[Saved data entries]
-.-.-
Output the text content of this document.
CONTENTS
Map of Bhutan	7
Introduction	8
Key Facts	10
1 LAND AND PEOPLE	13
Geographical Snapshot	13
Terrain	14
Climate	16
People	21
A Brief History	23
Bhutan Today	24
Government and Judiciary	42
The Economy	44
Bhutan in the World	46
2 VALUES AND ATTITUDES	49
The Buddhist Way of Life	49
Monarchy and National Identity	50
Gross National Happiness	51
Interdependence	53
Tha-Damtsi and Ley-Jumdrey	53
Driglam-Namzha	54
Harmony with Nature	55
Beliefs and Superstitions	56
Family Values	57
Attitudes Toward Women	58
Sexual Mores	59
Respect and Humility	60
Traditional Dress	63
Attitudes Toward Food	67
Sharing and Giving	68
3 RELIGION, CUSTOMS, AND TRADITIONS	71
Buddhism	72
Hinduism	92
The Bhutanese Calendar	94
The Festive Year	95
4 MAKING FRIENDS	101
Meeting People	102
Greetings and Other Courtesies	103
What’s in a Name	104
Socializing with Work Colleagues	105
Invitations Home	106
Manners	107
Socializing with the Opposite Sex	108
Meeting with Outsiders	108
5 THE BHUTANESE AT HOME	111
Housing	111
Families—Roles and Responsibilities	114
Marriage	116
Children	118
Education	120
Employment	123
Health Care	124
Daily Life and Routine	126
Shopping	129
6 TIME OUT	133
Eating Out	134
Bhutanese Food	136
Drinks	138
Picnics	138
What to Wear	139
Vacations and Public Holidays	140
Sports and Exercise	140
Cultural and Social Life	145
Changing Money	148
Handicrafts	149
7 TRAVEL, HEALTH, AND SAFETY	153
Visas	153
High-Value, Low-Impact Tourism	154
-.-.-
Task brief>
Each entry above is to be set down again in exactly the same words.

Solution to the problem>
Output the text content of this document.
CONTENTS
Map of Bhutan	7
Introduction	8
Key Facts	10
1 LAND AND PEOPLE	13
Geographical Snapshot	13
Terrain	14
Climate	16
People	21
A Brief History	23
Bhutan Today	24
Government and Judiciary	42
The Economy	44
Bhutan in the World	46
2 VALUES AND ATTITUDES	49
The Buddhist Way of Life	49
Monarchy and National Identity	50
Gross National Happiness	51
Interdependence	53
Tha-Damtsi and Ley-Jumdrey	53
Driglam-Namzha	54
Harmony with Nature	55
Beliefs and Superstitions	56
Family Values	57
Attitudes Toward Women	58
Sexual Mores	59
Respect and Humility	60
Traditional Dress	63
Attitudes Toward Food	67
Sharing and Giving	68
3 RELIGION, CUSTOMS, AND TRADITIONS	71
Buddhism	72
Hinduism	92
The Bhutanese Calendar	94
The Festive Year	95
4 MAKING FRIENDS	101
Meeting People	102
Greetings and Other Courtesies	103
What’s in a Name	104
Socializing with Work Colleagues	105
Invitations Home	106
Manners	107
Socializing with the Opposite Sex	108
Meeting with Outsiders	108
5 THE BHUTANESE AT HOME	111
Housing	111
Families—Roles and Responsibilities	114
Marriage	116
Children	118
Education	120
Employment	123
Health Care	124
Daily Life and Routine	126
Shopping	129
6 TIME OUT	133
Eating Out	134
Bhutanese Food	136
Drinks	138
Picnics	138
What to Wear	139
Vacations and Public Holidays	140
Sports and Exercise	140
Cultural and Social Life	145
Changing Money	148
Handicrafts	149
7 TRAVEL, HEALTH, AND SAFETY	153
Visas	153
High-Value, Low-Impact Tourism	154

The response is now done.